Problem:
Continue the blog post below about Google Voice and the end of cell phone minute plans, picking up right after its last sentence.

== Selected extract ==

Thursday, March 25, 2010

Drop Your Cell Phone Minute Plan, Start Using Google Voice

Many have wondered Google's end game when it comes to their Google Voice (GV) venture, and how will it integrate itself with all of their many other services, such as the Android mobile phone platform, Google Docs, Gmail, their Google Apps suite, and finally their core business, search. I myself have contimplated this very subject many times, all with different conclusions spawning from what new product or service was released that given week.

However, recently my thoughts have been focused more on GV and how it will incorporate and embed itself further into their mobile phone platform all in the next few years. The instigation of this theory was brought upon by several factors; including those of comments by executives by several of the major cell phone carriers regarding the disolution of voice minute plans, the recent purchase by Google of Internet based phone service provider Gizmo5, Google's further integration of the GV application not only on their own mobile platform, but also every other mobile device and even the web. All of these tea leaves lead to one given conclusion. Google plans to be one of the first major Voice over Internet Providers (VoIP) to help consumers do away with their cell phone voice minutes plans.

Within the next 2-5 years, cell phone carriers will transtion the majority of its customers to strictly data based plans, doing away with numerical based voice minute pricing. These variable plans will be replaced with varibale data plan pricing, which currently is a flat fee with a few carriers, such as AT&T, with their $30 a month "unlimited" data plan for the iPhone. Basically, consumers will not have to worry anymore about how many minutes they use on their cell phone, but instead, how much data, or Internet traffic they are utilizing between their phone calls, email reading, facebook posting, and overall Internet usage on their mobile device.

===
== Data excerpts ==

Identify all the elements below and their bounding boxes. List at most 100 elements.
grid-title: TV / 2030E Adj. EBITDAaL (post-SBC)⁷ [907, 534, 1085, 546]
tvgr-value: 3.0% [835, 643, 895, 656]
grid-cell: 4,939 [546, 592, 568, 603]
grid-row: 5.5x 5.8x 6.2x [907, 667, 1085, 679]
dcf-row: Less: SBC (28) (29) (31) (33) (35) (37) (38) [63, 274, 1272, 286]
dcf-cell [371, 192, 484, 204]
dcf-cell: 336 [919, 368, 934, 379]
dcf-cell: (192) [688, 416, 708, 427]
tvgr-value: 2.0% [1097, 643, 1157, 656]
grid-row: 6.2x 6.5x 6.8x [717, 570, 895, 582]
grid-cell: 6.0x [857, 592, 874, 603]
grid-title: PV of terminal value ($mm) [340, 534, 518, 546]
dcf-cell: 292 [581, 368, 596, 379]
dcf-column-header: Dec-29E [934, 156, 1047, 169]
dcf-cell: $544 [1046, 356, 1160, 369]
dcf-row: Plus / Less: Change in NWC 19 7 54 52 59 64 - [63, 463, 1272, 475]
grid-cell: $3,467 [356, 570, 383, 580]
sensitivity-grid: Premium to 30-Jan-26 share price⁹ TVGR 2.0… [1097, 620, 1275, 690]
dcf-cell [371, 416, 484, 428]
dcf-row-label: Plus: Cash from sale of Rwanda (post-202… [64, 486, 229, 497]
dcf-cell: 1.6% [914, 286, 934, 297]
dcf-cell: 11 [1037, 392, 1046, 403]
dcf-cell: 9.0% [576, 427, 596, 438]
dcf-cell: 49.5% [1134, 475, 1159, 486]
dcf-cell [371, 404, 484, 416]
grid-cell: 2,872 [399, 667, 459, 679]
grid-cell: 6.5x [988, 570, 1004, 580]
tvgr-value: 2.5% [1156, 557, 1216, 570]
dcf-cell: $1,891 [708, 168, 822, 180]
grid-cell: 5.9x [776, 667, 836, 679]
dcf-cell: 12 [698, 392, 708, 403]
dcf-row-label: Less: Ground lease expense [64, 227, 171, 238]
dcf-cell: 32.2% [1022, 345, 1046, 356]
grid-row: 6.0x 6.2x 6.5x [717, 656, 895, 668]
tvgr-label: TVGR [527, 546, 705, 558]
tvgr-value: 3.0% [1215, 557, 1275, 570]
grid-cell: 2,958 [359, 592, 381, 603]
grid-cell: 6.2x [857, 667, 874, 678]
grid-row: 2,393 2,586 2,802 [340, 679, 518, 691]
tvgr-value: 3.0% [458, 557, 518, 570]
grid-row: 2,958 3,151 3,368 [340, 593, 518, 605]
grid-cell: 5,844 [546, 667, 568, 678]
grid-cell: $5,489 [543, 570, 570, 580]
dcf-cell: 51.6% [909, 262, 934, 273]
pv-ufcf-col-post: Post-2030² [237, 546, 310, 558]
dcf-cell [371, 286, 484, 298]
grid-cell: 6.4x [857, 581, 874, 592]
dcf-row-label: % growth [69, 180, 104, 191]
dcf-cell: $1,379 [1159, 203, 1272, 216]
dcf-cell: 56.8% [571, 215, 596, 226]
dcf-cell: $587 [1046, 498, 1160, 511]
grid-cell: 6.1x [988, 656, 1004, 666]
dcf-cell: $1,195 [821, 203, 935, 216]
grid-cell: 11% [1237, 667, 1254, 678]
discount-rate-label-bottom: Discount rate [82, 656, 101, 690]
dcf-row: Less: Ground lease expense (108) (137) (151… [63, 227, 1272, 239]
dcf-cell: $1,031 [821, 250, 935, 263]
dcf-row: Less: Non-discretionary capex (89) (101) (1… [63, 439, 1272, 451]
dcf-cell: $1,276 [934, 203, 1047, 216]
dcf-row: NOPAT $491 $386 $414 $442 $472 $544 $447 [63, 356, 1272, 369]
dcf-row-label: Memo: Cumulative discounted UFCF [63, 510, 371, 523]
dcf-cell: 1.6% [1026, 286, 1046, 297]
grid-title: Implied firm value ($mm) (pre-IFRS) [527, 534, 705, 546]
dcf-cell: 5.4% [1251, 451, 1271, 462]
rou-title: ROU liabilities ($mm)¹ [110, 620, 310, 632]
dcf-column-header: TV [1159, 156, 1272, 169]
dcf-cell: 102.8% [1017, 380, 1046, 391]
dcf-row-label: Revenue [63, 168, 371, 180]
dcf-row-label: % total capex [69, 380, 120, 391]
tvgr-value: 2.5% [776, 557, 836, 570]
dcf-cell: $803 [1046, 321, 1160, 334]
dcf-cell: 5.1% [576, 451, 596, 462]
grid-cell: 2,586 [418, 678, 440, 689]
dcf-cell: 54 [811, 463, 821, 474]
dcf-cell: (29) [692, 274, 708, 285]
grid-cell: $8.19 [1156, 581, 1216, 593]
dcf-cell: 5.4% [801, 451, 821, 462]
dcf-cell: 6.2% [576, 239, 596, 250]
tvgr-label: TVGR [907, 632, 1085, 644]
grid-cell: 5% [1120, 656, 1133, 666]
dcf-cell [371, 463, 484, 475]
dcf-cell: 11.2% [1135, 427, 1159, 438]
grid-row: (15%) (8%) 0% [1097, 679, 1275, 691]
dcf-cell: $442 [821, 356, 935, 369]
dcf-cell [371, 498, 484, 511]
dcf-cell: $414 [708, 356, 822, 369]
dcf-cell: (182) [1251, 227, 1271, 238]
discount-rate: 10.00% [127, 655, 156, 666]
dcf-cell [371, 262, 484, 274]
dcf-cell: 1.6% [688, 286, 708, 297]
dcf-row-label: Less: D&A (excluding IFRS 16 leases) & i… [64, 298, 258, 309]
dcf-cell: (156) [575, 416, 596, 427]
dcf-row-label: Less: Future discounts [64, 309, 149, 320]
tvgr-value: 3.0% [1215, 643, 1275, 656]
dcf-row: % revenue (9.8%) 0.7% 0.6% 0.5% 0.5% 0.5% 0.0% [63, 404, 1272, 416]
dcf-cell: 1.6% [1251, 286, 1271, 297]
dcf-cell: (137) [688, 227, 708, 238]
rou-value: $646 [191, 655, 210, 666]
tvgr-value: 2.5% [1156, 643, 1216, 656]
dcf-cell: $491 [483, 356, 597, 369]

===

Response to the task:
It is not by chance that Google has entered the voice market at this time. Specifically, cell phone carriers are currently releasing the infrastrcuture to support Internet speeds faster than the standard home Internet connection, like DSL and cable, but to mobile phones and devices. Internet data over a cell phone tower will soon become faster to your mobile device than the average American connecting to their Wifi network at home or at Starbucks. By accomplishing this great feat of providing massive broadband speeds over the cell phone network, VoIP service providers, such as Vonage, RingCentral, and Google Voice will soon be able to offer unlimited voice plans over mobile phone data networks, bringing down the overall cost of connecting a voice call. In a nutshell, voice calls have morphed over the ages from fixed circuits which need to be switched manually by local operators, to Internet based data, traveling around the world in milliseconds. Voice calls will soon be stereo quality and even accompanied with high resolution video, all through your mobile device.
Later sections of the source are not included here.